GIVEN INSTRUCTION | From the material below, list every line containing "kiểm".
********
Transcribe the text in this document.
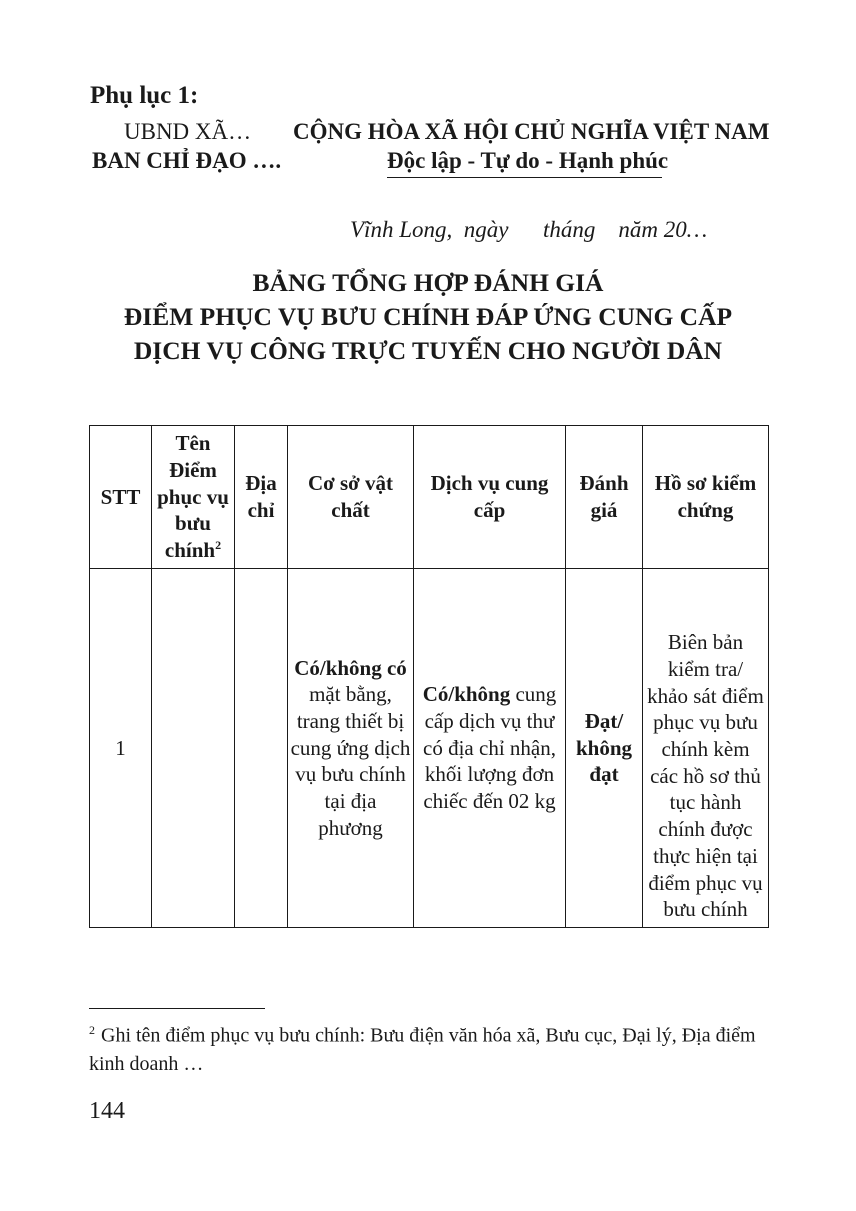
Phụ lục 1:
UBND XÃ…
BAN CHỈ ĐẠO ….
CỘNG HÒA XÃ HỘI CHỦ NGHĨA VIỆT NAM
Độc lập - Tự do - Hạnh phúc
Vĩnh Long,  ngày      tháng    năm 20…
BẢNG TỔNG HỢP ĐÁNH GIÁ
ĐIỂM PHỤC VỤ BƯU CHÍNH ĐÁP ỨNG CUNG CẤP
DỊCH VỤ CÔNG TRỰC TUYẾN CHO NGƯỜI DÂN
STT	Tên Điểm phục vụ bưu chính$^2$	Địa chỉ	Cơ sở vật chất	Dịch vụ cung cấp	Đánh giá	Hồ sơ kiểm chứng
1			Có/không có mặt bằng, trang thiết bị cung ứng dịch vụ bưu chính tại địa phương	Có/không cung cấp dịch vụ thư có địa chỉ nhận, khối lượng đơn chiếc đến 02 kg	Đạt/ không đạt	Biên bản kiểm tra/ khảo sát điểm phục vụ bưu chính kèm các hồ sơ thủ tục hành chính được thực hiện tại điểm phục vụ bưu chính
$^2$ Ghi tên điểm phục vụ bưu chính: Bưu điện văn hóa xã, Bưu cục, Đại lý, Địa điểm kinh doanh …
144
********
ANSWER FOR THE TASK |
STT	Tên Điểm phục vụ bưu chính$^2$	Địa chỉ	Cơ sở vật chất	Dịch vụ cung cấp	Đánh giá	Hồ sơ kiểm chứng
1			Có/không có mặt bằng, trang thiết bị cung ứng dịch vụ bưu chính tại địa phương	Có/không cung cấp dịch vụ thư có địa chỉ nhận, khối lượng đơn chiếc đến 02 kg	Đạt/ không đạt	Biên bản kiểm tra/ khảo sát điểm phục vụ bưu chính kèm các hồ sơ thủ tục hành chính được thực hiện tại điểm phục vụ bưu chính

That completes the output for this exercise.